PROBLEM STATEMENT - Reproduce the stretch of the kernel mailing list reply from "From: Christian König" through "a new issue.", switching "Mikhail Gavrilov" to "M. Gavrilov".

Re: [bug] 5.11-rc5 brought page allocation failure issue [ttm][amdgpu]

From: Christian König
Date: Sun Jan 31 2021 - 15:14:44 EST


Am 31.01.21 um 02:03 schrieb David Rientjes:
On Sat, 30 Jan 2021, David Rientjes wrote:

On Sun, 31 Jan 2021, Mikhail Gavrilov wrote:

The 5.11-rc5 (git 76c057c84d28) brought a new issue.
Now the kernel log is flooded with the message "page allocation failure".

Trace:
msedge:cs0: page allocation failure: order:10,
Order-10, wow!

ttm_pool_alloc() will start at order-10 and back off trying smaller orders
if necessary. This is a regression introduced in

commit bf9eee249ac2032521677dd74e31ede5429afbc0
Author: Christian König <christian.koenig@xxxxxxx>
Date: Wed Jan 13 14:02:04 2021 +0100

drm/ttm: stop using GFP_TRANSHUGE_LIGHT

Namely, it removed the __GFP_NOWARN that we otherwise require. I'll send
a patch in reply.

Looks like Michel Dänzer <michel@xxxxxxxxxxx> already sent a patch that
should fix this:
https://lore.kernel.org/lkml/20210128095346.2421-1-michel@xxxxxxxxxxx/

Yeah, known issue. I already pushed Michel's fix to drm-misc-fixes. Should land in the next -rc by the weekend.

Regards,
Christian.

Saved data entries
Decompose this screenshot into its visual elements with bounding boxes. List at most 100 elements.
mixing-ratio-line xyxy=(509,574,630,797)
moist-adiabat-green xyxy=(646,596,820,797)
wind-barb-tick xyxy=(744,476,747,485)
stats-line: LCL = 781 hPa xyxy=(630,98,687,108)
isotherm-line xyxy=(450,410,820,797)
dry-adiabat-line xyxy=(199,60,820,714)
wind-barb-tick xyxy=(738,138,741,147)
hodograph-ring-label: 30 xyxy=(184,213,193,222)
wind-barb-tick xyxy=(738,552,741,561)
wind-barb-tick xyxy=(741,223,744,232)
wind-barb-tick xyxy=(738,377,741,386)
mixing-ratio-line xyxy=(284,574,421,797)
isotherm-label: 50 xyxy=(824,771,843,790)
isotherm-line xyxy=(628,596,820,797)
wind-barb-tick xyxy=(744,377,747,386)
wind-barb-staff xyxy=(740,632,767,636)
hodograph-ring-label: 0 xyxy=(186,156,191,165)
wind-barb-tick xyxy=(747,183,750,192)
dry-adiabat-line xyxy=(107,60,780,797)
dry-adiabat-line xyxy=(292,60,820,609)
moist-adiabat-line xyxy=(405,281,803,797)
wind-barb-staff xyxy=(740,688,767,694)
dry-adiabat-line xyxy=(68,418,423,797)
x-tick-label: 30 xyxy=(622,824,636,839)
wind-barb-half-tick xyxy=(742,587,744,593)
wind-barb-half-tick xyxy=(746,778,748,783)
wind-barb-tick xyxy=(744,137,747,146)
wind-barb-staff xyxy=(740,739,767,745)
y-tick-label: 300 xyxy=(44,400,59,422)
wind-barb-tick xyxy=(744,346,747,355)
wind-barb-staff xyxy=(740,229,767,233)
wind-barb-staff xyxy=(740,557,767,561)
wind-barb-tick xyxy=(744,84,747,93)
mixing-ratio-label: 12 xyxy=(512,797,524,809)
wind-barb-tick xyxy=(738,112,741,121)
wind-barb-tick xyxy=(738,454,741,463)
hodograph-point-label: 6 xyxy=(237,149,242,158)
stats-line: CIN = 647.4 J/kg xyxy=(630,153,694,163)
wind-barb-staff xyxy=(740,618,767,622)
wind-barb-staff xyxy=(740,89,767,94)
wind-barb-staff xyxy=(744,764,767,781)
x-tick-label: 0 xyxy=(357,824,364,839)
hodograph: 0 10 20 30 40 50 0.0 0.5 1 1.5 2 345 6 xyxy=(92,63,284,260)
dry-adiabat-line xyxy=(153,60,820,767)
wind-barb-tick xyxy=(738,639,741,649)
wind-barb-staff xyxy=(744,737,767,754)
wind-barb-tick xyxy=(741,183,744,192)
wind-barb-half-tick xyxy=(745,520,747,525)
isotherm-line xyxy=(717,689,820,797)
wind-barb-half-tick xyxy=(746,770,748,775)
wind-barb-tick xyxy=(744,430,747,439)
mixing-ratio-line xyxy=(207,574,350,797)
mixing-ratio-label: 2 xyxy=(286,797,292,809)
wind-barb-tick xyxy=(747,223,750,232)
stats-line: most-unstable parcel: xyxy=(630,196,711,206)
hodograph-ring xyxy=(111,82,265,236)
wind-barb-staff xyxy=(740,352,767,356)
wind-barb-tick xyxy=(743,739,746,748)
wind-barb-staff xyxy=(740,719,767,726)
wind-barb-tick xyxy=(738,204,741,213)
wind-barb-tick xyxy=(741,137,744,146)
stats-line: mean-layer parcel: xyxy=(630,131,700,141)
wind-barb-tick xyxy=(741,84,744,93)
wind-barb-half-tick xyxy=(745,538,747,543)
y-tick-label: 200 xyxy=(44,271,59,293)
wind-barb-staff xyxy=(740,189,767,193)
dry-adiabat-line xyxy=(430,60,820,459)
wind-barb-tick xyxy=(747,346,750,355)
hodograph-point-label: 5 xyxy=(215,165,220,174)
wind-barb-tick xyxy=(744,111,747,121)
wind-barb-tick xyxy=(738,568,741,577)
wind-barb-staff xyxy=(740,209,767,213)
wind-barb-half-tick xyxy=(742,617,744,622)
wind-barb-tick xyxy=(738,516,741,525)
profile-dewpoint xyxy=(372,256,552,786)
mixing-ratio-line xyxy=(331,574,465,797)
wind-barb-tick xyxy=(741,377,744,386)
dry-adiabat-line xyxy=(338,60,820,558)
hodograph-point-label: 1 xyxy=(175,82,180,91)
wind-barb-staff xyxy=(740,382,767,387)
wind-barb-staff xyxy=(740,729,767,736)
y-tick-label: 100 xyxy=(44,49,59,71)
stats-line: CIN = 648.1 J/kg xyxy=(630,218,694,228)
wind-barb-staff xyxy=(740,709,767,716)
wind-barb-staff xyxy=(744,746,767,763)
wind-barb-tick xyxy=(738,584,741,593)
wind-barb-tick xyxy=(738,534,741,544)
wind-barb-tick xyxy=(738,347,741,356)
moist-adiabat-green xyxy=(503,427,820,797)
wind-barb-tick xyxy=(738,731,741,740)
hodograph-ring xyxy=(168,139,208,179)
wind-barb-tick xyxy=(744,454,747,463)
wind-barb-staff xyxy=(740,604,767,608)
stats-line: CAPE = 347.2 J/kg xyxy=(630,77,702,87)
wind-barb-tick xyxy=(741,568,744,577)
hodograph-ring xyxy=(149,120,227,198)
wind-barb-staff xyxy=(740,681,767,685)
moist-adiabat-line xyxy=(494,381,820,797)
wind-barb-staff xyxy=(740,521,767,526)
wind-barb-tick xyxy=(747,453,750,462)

RESULT OF THE TASK -
From: Christian König
Date: Sun Jan 31 2021 - 15:14:44 EST


Am 31.01.21 um 02:03 schrieb David Rientjes:
On Sat, 30 Jan 2021, David Rientjes wrote:

On Sun, 31 Jan 2021, M. Gavrilov wrote:

The 5.11-rc5 (git 76c057c84d28) brought a new issue.